** WHAT THE EXERCISE ASKS **
In the passage about climbing Nafis’ Cap, how long did it take Ben and Josh to get up through the icefall to the start of the climbing?

** PASSAGE SHOWN **

····················

We made the first carry up to the base of Nafis’ Cap. I had a feeling of incredible awe and gratitude when I popped out through the first few fins and cracks at the base of the glacier and had the first unobstructed view of the tower. I sat there a while and looked at it. Willy came up. He looked. There is something sublime about first coming into view of a goal held for so long. The size impressed us. The scale of the work ahead of us impressed us too.
Willy and I carried some more loads up to the base of Nafis. Ben and Josh were feeling much more fit so they took a large portion of the rack and a couple of ropes ande went up to tackle the first few pitches of the route; see what’s in store for us. It took them five hours to get up through the icefall to the start of the climbing. We hoped we could cut that time down as time went on…. we cut the time down, but the approach never got funner. They got a pitch up before ice started falling from above – golf balls, footballs. They hung the rope and went down. The pitch they climbed was the first pitch of an uncompleted German line. In the end, we decided on a route that went farther to the left.

····················

** DATA SHOWN **
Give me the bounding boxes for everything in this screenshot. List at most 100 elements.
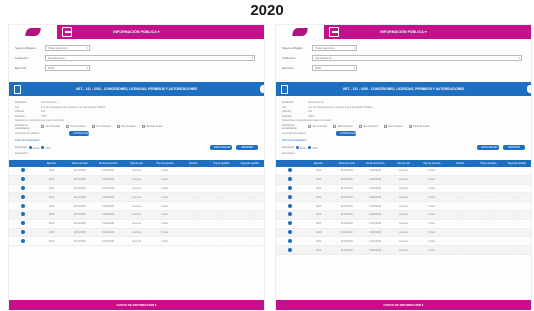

····················

** TASK RESPONSE **
Five hours.